DIRECTIVE:
Your task is to output all the records below, word for word.

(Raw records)

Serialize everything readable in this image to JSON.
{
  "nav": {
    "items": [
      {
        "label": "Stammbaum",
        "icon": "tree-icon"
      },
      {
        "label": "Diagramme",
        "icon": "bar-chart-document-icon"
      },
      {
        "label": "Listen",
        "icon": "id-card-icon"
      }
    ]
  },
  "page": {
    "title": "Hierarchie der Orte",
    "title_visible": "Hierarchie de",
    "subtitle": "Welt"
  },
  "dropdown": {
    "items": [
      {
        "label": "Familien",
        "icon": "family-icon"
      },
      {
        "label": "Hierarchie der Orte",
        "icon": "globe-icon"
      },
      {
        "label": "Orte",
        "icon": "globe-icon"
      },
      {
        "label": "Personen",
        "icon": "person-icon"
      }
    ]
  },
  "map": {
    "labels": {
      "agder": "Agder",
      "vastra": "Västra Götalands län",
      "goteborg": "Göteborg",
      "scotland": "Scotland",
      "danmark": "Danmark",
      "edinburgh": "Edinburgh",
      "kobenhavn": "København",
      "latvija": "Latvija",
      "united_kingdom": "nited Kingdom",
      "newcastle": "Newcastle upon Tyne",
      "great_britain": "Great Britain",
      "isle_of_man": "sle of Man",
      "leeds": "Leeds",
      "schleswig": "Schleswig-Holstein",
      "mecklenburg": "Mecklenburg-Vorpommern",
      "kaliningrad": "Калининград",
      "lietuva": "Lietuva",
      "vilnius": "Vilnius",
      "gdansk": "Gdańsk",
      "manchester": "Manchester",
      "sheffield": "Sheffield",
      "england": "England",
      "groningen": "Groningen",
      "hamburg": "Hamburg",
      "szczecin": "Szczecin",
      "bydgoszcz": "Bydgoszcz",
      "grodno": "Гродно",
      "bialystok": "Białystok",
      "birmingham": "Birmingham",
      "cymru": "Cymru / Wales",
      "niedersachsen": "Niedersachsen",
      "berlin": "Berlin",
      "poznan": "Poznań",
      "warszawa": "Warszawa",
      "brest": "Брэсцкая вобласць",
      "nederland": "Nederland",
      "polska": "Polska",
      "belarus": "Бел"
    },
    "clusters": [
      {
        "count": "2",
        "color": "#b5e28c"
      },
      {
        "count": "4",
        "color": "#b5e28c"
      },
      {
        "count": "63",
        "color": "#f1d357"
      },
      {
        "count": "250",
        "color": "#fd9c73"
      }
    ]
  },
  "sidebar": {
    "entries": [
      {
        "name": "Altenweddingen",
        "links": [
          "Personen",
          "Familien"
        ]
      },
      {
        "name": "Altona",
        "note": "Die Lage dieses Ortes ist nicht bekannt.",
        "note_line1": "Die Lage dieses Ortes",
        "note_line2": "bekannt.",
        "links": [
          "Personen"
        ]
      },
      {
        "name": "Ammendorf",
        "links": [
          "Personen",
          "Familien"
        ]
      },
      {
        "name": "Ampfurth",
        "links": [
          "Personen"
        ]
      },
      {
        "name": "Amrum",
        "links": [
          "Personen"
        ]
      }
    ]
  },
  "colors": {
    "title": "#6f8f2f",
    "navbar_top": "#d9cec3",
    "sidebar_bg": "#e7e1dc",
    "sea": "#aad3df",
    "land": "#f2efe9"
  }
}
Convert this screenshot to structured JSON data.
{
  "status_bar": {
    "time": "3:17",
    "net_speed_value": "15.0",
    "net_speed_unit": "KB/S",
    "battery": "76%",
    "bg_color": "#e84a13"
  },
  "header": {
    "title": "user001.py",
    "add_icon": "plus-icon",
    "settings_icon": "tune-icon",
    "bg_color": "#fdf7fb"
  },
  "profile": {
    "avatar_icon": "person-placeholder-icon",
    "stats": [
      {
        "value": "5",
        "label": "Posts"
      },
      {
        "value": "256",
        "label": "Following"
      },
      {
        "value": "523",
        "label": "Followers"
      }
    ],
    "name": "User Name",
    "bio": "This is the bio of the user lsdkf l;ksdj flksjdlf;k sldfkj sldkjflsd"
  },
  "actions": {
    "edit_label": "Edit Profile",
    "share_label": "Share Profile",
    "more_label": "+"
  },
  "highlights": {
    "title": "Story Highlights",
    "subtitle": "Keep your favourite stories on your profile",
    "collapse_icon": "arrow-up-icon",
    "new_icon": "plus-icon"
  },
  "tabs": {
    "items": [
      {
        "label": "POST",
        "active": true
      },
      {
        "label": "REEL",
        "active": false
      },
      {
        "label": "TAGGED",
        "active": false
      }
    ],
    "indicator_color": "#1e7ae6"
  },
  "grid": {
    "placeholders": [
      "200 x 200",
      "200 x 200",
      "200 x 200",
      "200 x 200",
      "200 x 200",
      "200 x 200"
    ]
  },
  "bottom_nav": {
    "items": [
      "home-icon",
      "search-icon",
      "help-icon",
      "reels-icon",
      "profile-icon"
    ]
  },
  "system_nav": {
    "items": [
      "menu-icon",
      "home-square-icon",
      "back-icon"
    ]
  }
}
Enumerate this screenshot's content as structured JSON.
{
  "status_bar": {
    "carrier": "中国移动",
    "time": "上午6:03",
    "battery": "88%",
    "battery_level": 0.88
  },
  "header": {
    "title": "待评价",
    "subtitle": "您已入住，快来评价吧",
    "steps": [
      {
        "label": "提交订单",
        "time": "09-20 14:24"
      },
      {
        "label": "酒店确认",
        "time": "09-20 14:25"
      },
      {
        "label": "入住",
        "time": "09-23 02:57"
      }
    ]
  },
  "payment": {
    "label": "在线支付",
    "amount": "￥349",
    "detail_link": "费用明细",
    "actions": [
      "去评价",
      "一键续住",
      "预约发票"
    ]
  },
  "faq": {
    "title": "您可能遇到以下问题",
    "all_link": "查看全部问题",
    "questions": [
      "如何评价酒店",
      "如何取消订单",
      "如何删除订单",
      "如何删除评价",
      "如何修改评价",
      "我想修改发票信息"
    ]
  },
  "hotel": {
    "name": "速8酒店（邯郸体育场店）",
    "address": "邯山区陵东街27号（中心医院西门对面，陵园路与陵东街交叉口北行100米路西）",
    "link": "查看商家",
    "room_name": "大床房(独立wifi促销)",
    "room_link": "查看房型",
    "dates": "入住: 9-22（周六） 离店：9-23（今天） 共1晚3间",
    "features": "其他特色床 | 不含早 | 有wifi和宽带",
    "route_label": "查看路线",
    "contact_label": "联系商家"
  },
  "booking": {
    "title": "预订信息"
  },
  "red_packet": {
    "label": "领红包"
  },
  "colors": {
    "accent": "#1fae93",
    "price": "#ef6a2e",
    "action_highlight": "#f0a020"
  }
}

RESPONSE TO THIS TASK:
Serialize everything readable in this image to JSON.
{
  "nav": {
    "items": [
      {
        "label": "Stammbaum",
        "icon": "tree-icon"
      },
      {
        "label": "Diagramme",
        "icon": "bar-chart-document-icon"
      },
      {
        "label": "Listen",
        "icon": "id-card-icon"
      }
    ]
  },
  "page": {
    "title": "Hierarchie der Orte",
    "title_visible": "Hierarchie de",
    "subtitle": "Welt"
  },
  "dropdown": {
    "items": [
      {
        "label": "Familien",
        "icon": "family-icon"
      },
      {
        "label": "Hierarchie der Orte",
        "icon": "globe-icon"
      },
      {
        "label": "Orte",
        "icon": "globe-icon"
      },
      {
        "label": "Personen",
        "icon": "person-icon"
      }
    ]
  },
  "map": {
    "labels": {
      "agder": "Agder",
      "vastra": "Västra Götalands län",
      "goteborg": "Göteborg",
      "scotland": "Scotland",
      "danmark": "Danmark",
      "edinburgh": "Edinburgh",
      "kobenhavn": "København",
      "latvija": "Latvija",
      "united_kingdom": "nited Kingdom",
      "newcastle": "Newcastle upon Tyne",
      "great_britain": "Great Britain",
      "isle_of_man": "sle of Man",
      "leeds": "Leeds",
      "schleswig": "Schleswig-Holstein",
      "mecklenburg": "Mecklenburg-Vorpommern",
      "kaliningrad": "Калининград",
      "lietuva": "Lietuva",
      "vilnius": "Vilnius",
      "gdansk": "Gdańsk",
      "manchester": "Manchester",
      "sheffield": "Sheffield",
      "england": "England",
      "groningen": "Groningen",
      "hamburg": "Hamburg",
      "szczecin": "Szczecin",
      "bydgoszcz": "Bydgoszcz",
      "grodno": "Гродно",
      "bialystok": "Białystok",
      "birmingham": "Birmingham",
      "cymru": "Cymru / Wales",
      "niedersachsen": "Niedersachsen",
      "berlin": "Berlin",
      "poznan": "Poznań",
      "warszawa": "Warszawa",
      "brest": "Брэсцкая вобласць",
      "nederland": "Nederland",
      "polska": "Polska",
      "belarus": "Бел"
    },
    "clusters": [
      {
        "count": "2",
        "color": "#b5e28c"
      },
      {
        "count": "4",
        "color": "#b5e28c"
      },
      {
        "count": "63",
        "color": "#f1d357"
      },
      {
        "count": "250",
        "color": "#fd9c73"
      }
    ]
  },
  "sidebar": {
    "entries": [
      {
        "name": "Altenweddingen",
        "links": [
          "Personen",
          "Familien"
        ]
      },
      {
        "name": "Altona",
        "note": "Die Lage dieses Ortes ist nicht bekannt.",
        "note_line1": "Die Lage dieses Ortes",
        "note_line2": "bekannt.",
        "links": [
          "Personen"
        ]
      },
      {
        "name": "Ammendorf",
        "links": [
          "Personen",
          "Familien"
        ]
      },
      {
        "name": "Ampfurth",
        "links": [
          "Personen"
        ]
      },
      {
        "name": "Amrum",
        "links": [
          "Personen"
        ]
      }
    ]
  },
  "colors": {
    "title": "#6f8f2f",
    "navbar_top": "#d9cec3",
    "sidebar_bg": "#e7e1dc",
    "sea": "#aad3df",
    "land": "#f2efe9"
  }
}
Convert this screenshot to structured JSON data.
{
  "status_bar": {
    "time": "3:17",
    "net_speed_value": "15.0",
    "net_speed_unit": "KB/S",
    "battery": "76%",
    "bg_color": "#e84a13"
  },
  "header": {
    "title": "user001.py",
    "add_icon": "plus-icon",
    "settings_icon": "tune-icon",
    "bg_color": "#fdf7fb"
  },
  "profile": {
    "avatar_icon": "person-placeholder-icon",
    "stats": [
      {
        "value": "5",
        "label": "Posts"
      },
      {
        "value": "256",
        "label": "Following"
      },
      {
        "value": "523",
        "label": "Followers"
      }
    ],
    "name": "User Name",
    "bio": "This is the bio of the user lsdkf l;ksdj flksjdlf;k sldfkj sldkjflsd"
  },
  "actions": {
    "edit_label": "Edit Profile",
    "share_label": "Share Profile",
    "more_label": "+"
  },
  "highlights": {
    "title": "Story Highlights",
    "subtitle": "Keep your favourite stories on your profile",
    "collapse_icon": "arrow-up-icon",
    "new_icon": "plus-icon"
  },
  "tabs": {
    "items": [
      {
        "label": "POST",
        "active": true
      },
      {
        "label": "REEL",
        "active": false
      },
      {
        "label": "TAGGED",
        "active": false
      }
    ],
    "indicator_color": "#1e7ae6"
  },
  "grid": {
    "placeholders": [
      "200 x 200",
      "200 x 200",
      "200 x 200",
      "200 x 200",
      "200 x 200",
      "200 x 200"
    ]
  },
  "bottom_nav": {
    "items": [
      "home-icon",
      "search-icon",
      "help-icon",
      "reels-icon",
      "profile-icon"
    ]
  },
  "system_nav": {
    "items": [
      "menu-icon",
      "home-square-icon",
      "back-icon"
    ]
  }
}
Enumerate this screenshot's content as structured JSON.
{
  "status_bar": {
    "carrier": "中国移动",
    "time": "上午6:03",
    "battery": "88%",
    "battery_level": 0.88
  },
  "header": {
    "title": "待评价",
    "subtitle": "您已入住，快来评价吧",
    "steps": [
      {
        "label": "提交订单",
        "time": "09-20 14:24"
      },
      {
        "label": "酒店确认",
        "time": "09-20 14:25"
      },
      {
        "label": "入住",
        "time": "09-23 02:57"
      }
    ]
  },
  "payment": {
    "label": "在线支付",
    "amount": "￥349",
    "detail_link": "费用明细",
    "actions": [
      "去评价",
      "一键续住",
      "预约发票"
    ]
  },
  "faq": {
    "title": "您可能遇到以下问题",
    "all_link": "查看全部问题",
    "questions": [
      "如何评价酒店",
      "如何取消订单",
      "如何删除订单",
      "如何删除评价",
      "如何修改评价",
      "我想修改发票信息"
    ]
  },
  "hotel": {
    "name": "速8酒店（邯郸体育场店）",
    "address": "邯山区陵东街27号（中心医院西门对面，陵园路与陵东街交叉口北行100米路西）",
    "link": "查看商家",
    "room_name": "大床房(独立wifi促销)",
    "room_link": "查看房型",
    "dates": "入住: 9-22（周六） 离店：9-23（今天） 共1晚3间",
    "features": "其他特色床 | 不含早 | 有wifi和宽带",
    "route_label": "查看路线",
    "contact_label": "联系商家"
  },
  "booking": {
    "title": "预订信息"
  },
  "red_packet": {
    "label": "领红包"
  },
  "colors": {
    "accent": "#1fae93",
    "price": "#ef6a2e",
    "action_highlight": "#f0a020"
  }
}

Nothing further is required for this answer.